● Data records:
>>>>>

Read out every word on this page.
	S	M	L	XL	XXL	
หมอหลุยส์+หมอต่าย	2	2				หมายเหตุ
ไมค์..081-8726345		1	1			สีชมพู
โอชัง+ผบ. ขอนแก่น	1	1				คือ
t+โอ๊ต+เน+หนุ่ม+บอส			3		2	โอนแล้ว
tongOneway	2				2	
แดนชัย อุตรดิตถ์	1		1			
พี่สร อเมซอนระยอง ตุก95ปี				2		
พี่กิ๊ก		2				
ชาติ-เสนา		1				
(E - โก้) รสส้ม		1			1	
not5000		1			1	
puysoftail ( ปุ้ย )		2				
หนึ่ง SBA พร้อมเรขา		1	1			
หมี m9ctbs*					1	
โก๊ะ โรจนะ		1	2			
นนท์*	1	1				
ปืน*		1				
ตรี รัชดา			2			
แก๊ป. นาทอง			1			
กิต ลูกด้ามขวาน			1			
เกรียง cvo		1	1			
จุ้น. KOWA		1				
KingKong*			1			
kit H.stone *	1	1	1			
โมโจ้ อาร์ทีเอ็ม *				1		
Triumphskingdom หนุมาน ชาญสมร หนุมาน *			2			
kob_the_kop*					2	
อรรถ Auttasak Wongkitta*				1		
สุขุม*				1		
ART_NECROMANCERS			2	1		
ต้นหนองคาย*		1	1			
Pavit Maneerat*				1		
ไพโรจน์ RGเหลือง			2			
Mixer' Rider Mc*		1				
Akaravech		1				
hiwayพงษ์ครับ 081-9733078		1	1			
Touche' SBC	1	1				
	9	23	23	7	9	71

<<<<<

● Stated exercise: Send back every record, precisely as written.

● Solution to the exercise:
Read out every word on this page.
	S	M	L	XL	XXL	
หมอหลุยส์+หมอต่าย	2	2				หมายเหตุ
ไมค์..081-8726345		1	1			สีชมพู
โอชัง+ผบ. ขอนแก่น	1	1				คือ
t+โอ๊ต+เน+หนุ่ม+บอส			3		2	โอนแล้ว
tongOneway	2				2	
แดนชัย อุตรดิตถ์	1		1			
พี่สร อเมซอนระยอง ตุก95ปี				2		
พี่กิ๊ก		2				
ชาติ-เสนา		1				
(E - โก้) รสส้ม		1			1	
not5000		1			1	
puysoftail ( ปุ้ย )		2				
หนึ่ง SBA พร้อมเรขา		1	1			
หมี m9ctbs*					1	
โก๊ะ โรจนะ		1	2			
นนท์*	1	1				
ปืน*		1				
ตรี รัชดา			2			
แก๊ป. นาทอง			1			
กิต ลูกด้ามขวาน			1			
เกรียง cvo		1	1			
จุ้น. KOWA		1				
KingKong*			1			
kit H.stone *	1	1	1			
โมโจ้ อาร์ทีเอ็ม *				1		
Triumphskingdom หนุมาน ชาญสมร หนุมาน *			2			
kob_the_kop*					2	
อรรถ Auttasak Wongkitta*				1		
สุขุม*				1		
ART_NECROMANCERS			2	1		
ต้นหนองคาย*		1	1			
Pavit Maneerat*				1		
ไพโรจน์ RGเหลือง			2			
Mixer' Rider Mc*		1				
Akaravech		1				
hiwayพงษ์ครับ 081-9733078		1	1			
Touche' SBC	1	1				
	9	23	23	7	9	71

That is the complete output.